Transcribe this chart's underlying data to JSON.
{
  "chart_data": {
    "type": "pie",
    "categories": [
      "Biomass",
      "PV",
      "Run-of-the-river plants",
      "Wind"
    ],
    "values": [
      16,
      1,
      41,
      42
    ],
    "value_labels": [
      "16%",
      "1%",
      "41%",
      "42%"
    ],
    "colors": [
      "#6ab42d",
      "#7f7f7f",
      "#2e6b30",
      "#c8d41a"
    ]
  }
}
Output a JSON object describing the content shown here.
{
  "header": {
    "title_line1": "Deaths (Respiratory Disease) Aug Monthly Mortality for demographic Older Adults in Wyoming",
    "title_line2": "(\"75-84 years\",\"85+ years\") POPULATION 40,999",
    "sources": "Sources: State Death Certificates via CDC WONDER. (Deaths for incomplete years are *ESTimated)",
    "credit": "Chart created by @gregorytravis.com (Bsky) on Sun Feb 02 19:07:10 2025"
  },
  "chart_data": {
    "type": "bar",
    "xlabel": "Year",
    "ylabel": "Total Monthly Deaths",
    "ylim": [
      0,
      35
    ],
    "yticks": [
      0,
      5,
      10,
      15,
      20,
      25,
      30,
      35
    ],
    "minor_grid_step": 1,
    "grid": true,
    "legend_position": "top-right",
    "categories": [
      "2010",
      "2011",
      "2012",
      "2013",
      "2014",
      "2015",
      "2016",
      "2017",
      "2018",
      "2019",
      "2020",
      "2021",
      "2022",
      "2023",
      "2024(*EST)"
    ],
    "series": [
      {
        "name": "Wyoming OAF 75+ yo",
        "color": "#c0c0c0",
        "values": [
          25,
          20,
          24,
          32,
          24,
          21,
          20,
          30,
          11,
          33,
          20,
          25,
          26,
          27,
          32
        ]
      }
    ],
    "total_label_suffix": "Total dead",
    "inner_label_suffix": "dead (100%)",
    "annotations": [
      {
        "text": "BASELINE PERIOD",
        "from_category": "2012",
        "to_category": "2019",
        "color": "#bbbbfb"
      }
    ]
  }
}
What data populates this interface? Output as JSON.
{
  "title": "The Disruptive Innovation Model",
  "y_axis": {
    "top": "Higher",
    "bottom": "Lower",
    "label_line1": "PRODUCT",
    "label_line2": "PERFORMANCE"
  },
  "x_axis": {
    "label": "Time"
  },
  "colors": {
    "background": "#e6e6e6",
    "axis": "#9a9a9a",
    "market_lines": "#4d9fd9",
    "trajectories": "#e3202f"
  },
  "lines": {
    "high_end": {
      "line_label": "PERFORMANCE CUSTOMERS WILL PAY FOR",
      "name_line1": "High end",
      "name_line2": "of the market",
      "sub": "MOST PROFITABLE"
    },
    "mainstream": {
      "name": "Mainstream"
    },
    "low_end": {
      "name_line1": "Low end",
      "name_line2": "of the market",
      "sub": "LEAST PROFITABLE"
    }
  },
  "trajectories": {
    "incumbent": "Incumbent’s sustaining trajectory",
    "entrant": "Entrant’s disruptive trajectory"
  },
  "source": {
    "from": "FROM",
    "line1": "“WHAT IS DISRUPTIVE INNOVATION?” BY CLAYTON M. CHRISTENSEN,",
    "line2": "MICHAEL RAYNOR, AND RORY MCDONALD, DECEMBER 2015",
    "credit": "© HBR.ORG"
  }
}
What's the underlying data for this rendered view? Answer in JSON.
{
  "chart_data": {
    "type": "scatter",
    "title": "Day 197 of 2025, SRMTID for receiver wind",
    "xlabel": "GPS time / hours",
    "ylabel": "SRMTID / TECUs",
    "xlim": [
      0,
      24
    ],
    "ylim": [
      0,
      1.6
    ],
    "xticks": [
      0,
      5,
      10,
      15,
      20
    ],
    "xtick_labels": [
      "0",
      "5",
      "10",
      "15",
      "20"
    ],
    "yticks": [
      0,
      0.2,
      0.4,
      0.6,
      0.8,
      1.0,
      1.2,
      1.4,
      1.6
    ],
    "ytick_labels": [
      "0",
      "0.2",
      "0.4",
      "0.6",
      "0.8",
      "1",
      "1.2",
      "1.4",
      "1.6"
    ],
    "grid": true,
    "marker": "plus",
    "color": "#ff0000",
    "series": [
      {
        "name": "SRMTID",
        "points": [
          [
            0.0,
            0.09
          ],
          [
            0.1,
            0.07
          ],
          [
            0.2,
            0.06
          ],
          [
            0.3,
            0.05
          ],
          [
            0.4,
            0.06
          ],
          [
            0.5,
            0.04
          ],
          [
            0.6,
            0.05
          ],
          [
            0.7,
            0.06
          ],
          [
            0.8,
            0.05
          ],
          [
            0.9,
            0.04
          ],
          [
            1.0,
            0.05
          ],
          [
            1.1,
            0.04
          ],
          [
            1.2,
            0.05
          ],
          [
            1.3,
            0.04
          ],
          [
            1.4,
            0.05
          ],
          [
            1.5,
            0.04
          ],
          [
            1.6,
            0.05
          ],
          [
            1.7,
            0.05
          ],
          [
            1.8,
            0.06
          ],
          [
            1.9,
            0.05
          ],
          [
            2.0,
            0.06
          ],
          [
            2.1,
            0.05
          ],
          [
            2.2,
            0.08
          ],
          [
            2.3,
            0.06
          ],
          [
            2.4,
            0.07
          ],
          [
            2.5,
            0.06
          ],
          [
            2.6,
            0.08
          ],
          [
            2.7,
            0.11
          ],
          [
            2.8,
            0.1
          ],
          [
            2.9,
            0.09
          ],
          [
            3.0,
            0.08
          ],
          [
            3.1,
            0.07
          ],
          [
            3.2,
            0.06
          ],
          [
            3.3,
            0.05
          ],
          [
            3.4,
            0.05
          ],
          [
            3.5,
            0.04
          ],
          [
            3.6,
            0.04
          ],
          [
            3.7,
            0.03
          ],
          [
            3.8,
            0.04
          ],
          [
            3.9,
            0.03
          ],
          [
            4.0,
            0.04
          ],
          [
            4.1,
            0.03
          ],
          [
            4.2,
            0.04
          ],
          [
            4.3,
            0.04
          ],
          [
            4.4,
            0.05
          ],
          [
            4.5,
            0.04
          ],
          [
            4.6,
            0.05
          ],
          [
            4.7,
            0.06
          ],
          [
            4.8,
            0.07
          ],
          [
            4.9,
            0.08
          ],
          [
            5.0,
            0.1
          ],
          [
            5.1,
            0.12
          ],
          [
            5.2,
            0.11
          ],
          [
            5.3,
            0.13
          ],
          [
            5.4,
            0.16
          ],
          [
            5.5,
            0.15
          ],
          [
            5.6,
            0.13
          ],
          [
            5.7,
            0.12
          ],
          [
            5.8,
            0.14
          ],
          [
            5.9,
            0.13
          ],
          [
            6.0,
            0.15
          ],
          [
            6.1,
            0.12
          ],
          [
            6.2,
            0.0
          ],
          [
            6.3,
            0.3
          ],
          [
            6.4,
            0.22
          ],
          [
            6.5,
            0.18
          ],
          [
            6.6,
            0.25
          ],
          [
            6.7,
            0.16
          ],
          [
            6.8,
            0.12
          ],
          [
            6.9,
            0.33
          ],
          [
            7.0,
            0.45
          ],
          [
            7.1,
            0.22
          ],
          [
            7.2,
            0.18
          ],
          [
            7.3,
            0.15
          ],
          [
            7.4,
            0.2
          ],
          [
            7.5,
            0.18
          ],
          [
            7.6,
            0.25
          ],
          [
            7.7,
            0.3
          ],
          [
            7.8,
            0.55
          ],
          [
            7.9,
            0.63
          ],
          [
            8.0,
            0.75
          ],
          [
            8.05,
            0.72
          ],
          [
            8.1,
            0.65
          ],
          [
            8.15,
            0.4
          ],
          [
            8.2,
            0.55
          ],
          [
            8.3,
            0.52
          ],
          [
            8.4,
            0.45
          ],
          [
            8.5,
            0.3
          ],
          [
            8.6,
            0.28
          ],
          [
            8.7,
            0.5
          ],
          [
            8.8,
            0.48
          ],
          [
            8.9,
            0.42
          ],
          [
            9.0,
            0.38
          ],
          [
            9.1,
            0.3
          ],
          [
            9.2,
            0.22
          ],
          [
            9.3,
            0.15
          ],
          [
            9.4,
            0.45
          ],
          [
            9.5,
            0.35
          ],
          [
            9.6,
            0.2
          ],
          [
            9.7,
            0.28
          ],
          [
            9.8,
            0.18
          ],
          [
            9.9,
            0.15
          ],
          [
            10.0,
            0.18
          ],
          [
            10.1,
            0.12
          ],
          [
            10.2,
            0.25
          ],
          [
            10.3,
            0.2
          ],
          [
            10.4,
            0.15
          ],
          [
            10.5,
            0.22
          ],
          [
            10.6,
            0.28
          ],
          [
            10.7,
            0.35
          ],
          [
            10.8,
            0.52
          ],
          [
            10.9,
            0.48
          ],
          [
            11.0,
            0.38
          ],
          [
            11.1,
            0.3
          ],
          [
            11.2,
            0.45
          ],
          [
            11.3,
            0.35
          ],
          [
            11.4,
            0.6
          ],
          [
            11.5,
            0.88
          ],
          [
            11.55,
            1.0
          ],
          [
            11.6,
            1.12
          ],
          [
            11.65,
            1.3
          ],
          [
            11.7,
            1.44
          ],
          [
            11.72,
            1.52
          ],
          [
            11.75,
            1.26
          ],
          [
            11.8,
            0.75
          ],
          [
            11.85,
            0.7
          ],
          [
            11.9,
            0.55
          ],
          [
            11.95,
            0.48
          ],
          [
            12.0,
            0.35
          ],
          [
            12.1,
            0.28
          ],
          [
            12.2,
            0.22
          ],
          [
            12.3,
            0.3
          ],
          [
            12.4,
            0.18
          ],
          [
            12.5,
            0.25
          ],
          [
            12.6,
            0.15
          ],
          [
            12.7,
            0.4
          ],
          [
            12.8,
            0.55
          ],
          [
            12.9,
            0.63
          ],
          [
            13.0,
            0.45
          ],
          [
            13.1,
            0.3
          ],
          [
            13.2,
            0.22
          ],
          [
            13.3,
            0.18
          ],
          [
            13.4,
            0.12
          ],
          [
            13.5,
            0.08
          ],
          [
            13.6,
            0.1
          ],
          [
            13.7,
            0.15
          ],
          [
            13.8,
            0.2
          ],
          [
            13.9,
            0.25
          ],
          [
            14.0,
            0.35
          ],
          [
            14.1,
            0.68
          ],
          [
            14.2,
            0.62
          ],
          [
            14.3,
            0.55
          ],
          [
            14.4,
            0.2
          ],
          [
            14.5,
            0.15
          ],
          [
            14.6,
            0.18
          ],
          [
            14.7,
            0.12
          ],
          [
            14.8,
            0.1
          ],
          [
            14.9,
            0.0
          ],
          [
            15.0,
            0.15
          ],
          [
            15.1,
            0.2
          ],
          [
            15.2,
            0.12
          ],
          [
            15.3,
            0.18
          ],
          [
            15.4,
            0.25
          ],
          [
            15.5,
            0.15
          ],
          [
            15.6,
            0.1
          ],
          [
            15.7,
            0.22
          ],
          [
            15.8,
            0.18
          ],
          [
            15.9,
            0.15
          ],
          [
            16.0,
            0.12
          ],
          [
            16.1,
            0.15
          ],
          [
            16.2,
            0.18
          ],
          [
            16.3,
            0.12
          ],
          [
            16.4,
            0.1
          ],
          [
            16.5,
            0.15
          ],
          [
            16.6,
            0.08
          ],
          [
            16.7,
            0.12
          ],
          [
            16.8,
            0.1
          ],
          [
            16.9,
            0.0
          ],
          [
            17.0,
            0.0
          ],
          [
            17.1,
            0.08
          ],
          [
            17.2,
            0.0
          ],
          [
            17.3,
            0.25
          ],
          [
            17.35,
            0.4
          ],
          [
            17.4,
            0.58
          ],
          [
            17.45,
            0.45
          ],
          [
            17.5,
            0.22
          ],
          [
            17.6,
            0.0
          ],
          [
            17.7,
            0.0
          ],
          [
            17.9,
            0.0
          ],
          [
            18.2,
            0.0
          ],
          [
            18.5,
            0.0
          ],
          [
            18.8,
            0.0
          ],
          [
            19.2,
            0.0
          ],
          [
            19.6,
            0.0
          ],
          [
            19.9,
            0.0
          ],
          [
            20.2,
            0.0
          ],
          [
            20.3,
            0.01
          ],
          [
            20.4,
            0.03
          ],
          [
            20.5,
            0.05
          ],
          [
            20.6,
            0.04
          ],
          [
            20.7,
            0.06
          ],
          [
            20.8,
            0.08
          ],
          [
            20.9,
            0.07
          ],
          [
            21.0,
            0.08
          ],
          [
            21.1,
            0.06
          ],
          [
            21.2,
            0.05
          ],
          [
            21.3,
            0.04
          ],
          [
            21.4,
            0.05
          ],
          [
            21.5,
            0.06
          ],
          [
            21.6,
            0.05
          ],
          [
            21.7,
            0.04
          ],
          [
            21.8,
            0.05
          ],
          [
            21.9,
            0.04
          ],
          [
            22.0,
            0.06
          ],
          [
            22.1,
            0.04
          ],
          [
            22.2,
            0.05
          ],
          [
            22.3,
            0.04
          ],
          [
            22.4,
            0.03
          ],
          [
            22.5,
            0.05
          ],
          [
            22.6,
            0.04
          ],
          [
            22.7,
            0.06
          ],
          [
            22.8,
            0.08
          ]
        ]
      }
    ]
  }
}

INSTRUCTION => Pull out each line holding the string "years".

EXERCISE RESPONSE =>
    "title_line2": "(\"75-84 years\",\"85+ years\") POPULATION 40,999",
    "sources": "Sources: State Death Certificates via CDC WONDER. (Deaths for incomplete years are *ESTimated)",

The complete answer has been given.